Extracted data entries
━━━

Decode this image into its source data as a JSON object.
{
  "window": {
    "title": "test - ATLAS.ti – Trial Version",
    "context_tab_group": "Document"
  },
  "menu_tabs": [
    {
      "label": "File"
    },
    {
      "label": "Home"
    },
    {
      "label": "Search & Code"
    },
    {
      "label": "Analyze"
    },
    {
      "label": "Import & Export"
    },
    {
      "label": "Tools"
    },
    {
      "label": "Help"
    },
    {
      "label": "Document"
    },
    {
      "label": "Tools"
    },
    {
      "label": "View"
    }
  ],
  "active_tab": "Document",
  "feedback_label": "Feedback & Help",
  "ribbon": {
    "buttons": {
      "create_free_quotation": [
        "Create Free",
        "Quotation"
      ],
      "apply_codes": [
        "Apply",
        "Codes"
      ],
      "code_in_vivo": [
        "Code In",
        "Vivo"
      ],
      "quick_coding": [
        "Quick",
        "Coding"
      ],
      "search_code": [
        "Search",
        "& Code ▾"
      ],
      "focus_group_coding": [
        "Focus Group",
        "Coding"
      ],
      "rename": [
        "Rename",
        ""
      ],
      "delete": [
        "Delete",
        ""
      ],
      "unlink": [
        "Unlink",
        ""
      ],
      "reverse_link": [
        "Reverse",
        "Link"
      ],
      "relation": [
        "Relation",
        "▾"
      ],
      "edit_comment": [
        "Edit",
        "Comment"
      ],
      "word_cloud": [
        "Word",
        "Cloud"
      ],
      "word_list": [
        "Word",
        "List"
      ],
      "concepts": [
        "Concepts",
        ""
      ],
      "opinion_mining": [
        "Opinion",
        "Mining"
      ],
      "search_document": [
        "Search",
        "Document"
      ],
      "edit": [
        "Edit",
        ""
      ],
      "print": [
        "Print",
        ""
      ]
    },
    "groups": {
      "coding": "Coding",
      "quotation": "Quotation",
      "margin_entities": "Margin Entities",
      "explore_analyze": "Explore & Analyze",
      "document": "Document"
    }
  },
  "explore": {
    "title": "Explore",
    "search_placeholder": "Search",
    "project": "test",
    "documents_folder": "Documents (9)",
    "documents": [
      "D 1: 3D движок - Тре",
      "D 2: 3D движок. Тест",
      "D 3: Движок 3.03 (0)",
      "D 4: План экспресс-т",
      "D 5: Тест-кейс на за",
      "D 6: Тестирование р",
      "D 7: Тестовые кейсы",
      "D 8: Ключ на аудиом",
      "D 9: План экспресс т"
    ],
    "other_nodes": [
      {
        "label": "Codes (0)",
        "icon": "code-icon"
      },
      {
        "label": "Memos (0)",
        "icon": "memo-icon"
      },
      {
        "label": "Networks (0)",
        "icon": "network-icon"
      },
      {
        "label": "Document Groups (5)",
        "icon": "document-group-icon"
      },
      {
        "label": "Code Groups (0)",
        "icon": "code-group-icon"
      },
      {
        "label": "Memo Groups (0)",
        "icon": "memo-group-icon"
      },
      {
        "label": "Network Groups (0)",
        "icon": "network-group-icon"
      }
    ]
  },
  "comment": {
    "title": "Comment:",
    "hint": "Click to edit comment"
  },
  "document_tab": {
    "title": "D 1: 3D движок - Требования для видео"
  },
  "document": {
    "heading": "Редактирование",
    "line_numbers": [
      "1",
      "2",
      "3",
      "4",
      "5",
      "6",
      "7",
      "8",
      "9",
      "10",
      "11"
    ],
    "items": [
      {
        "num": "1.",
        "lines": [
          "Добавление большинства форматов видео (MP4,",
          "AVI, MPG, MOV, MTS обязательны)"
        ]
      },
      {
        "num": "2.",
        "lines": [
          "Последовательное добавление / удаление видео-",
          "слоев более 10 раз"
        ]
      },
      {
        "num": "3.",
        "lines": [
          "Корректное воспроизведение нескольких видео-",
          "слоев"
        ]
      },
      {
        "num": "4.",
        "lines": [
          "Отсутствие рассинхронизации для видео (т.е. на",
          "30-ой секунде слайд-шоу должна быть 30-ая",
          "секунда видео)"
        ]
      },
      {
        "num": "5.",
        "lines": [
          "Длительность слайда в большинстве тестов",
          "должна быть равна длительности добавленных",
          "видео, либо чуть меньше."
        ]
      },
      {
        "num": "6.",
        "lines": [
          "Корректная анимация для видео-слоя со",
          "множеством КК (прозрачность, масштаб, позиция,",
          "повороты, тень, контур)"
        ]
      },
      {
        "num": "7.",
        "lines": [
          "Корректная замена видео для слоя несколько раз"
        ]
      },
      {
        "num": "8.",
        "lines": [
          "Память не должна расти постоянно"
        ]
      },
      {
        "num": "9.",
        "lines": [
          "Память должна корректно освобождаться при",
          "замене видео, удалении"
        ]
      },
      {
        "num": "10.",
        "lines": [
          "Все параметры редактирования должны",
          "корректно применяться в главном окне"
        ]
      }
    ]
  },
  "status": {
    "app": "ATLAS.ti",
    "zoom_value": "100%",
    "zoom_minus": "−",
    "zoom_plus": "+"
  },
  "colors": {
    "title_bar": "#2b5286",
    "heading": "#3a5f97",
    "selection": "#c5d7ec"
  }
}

━━━

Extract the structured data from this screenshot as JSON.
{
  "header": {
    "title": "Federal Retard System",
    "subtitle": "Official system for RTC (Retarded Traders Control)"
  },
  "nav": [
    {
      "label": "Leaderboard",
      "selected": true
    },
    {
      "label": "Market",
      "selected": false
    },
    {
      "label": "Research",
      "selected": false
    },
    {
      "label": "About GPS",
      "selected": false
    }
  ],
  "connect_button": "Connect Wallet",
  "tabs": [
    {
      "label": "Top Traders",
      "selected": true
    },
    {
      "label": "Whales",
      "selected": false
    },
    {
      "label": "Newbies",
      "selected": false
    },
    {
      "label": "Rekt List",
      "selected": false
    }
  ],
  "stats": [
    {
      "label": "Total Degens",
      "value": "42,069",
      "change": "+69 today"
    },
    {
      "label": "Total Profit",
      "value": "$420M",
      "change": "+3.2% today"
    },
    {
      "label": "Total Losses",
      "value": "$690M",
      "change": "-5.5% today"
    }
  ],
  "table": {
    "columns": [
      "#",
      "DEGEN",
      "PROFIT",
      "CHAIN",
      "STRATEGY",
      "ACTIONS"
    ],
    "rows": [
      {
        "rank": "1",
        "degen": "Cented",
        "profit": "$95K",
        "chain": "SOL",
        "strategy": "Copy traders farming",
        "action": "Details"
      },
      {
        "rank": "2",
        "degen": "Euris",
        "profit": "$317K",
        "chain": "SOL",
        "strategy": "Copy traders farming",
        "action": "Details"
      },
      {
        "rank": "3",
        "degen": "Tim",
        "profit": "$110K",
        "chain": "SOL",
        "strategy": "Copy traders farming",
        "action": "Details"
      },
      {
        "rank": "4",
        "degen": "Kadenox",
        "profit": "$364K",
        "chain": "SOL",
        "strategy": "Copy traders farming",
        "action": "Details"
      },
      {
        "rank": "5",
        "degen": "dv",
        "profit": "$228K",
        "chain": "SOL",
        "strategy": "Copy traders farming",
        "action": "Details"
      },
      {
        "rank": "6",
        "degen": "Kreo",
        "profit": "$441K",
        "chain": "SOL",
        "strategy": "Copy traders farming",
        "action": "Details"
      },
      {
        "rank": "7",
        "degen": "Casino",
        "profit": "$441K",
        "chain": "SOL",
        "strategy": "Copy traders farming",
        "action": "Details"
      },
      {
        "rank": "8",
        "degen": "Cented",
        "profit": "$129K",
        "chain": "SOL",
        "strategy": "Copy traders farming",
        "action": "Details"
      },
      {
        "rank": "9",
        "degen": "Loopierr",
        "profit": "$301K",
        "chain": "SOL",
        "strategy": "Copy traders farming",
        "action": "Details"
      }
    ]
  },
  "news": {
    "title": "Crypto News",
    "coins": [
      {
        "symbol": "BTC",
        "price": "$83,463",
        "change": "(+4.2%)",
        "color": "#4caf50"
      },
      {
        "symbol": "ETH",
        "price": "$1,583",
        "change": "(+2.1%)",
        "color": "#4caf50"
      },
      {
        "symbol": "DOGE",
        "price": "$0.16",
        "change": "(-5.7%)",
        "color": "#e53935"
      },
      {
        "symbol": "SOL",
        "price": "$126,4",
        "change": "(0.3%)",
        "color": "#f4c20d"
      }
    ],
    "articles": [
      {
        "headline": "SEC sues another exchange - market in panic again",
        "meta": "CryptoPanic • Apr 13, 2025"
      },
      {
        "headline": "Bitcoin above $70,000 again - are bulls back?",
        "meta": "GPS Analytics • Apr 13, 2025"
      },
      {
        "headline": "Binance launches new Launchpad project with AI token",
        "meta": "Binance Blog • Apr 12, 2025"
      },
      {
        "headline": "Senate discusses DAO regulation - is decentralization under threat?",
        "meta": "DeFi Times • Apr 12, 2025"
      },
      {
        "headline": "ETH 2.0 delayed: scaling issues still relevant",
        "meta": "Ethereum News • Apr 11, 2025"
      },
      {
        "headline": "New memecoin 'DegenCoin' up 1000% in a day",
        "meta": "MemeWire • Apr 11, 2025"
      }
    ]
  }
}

━━━

→ REQUIRED WORK:
List each line of the entries that holds the string "Help".

→ RESULT OF THE EXERCISE:
      "label": "Help"
  "feedback_label": "Feedback & Help",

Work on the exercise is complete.